Listings of boxed layout items:
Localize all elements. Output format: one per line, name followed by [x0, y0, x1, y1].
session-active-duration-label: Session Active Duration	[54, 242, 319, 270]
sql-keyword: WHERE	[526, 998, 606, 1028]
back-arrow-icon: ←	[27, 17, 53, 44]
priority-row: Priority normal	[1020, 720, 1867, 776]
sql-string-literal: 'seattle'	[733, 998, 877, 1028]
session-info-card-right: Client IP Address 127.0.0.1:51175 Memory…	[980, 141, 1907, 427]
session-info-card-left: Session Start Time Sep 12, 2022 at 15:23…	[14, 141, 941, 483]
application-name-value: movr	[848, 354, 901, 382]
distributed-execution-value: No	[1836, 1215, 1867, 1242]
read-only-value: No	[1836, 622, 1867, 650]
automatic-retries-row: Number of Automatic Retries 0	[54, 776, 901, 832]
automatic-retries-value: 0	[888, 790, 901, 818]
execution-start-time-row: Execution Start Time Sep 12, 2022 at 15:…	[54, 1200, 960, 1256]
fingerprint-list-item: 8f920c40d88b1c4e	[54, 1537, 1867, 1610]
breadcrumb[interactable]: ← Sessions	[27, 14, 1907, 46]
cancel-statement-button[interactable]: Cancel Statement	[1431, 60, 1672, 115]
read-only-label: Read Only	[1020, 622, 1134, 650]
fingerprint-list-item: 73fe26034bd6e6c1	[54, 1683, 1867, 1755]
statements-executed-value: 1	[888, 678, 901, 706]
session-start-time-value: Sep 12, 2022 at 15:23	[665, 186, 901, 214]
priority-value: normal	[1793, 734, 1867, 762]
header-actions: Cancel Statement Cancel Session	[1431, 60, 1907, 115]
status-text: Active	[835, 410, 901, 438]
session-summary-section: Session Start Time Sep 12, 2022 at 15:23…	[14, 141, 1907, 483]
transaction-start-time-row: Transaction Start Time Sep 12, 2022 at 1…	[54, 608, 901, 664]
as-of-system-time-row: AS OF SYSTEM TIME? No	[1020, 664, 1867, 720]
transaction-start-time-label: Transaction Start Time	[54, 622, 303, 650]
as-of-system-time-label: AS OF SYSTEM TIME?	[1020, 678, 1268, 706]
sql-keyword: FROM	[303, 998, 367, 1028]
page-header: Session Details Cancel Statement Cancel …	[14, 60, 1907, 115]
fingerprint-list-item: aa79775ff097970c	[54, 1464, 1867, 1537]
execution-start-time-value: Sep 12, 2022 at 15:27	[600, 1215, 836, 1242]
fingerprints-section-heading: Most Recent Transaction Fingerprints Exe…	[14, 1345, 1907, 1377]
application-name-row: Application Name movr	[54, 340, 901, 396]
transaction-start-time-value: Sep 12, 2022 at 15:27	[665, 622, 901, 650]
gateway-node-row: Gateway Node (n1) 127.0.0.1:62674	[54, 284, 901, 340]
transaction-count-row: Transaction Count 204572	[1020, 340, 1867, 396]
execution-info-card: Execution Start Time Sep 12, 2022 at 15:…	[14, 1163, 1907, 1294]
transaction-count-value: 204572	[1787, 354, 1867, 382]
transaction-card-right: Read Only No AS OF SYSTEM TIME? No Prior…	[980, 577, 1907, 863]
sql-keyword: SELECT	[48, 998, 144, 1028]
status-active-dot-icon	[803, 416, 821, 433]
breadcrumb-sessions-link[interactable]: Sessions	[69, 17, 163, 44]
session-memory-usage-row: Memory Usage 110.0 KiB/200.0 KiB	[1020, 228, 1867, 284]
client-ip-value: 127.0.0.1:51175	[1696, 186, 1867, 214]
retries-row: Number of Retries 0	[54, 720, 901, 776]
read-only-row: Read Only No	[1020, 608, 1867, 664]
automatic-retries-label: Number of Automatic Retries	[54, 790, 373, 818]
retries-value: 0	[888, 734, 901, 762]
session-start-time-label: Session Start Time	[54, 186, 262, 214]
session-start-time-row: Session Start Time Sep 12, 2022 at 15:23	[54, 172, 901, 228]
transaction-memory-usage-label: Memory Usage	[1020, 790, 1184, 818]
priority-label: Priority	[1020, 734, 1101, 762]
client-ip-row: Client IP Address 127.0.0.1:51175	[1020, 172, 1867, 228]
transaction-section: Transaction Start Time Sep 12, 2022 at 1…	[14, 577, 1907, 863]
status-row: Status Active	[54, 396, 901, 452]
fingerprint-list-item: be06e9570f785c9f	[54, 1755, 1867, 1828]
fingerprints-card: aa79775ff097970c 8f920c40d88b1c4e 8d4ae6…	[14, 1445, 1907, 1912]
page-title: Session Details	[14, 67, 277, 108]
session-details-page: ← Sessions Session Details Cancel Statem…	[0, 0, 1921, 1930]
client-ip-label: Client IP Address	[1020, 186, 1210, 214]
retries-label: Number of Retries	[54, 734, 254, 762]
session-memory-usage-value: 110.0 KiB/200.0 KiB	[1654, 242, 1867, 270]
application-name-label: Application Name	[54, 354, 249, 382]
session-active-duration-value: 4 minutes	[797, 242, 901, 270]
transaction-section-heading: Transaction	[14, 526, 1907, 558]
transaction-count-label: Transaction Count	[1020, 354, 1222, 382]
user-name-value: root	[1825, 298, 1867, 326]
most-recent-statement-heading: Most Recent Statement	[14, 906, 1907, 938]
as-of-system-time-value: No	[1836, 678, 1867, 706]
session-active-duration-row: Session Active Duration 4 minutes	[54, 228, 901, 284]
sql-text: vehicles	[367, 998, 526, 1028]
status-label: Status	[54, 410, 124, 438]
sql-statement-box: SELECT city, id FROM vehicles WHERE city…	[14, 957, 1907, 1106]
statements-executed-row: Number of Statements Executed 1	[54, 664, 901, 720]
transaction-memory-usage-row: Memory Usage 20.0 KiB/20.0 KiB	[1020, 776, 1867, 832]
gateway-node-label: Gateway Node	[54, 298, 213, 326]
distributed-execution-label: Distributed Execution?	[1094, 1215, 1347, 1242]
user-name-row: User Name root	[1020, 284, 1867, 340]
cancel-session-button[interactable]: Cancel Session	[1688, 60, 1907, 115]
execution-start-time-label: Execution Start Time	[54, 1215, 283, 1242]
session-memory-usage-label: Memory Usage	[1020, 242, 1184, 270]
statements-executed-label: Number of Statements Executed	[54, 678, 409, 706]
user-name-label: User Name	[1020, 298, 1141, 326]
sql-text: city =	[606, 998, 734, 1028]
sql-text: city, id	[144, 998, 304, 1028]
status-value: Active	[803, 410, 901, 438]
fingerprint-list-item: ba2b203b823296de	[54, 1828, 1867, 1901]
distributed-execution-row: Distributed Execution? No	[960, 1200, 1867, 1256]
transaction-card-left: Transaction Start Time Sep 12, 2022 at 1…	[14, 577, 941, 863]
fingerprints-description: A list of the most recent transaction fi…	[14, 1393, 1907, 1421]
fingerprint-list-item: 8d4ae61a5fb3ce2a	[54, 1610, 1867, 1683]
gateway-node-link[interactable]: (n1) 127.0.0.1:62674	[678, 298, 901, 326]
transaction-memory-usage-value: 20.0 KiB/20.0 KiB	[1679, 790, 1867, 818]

▸ **Exercise instructions**
Convert the records from the beginning through the line containing "720, 1867, 776]" into a Markdown table with the columns Row and Line. Number each line and omit any blank lines.

▸ **Written solution**
| Row | Line |
|---|---|
| 1 | Localize all elements. Output format: one per line, name followed by [x0, y0, x1, y1]. |
| 2 | session-active-duration-label: Session Active Duration	[54, 242, 319, 270] |
| 3 | sql-keyword: WHERE	[526, 998, 606, 1028] |
| 4 | back-arrow-icon: ←	[27, 17, 53, 44] |
| 5 | priority-row: Priority normal	[1020, 720, 1867, 776] |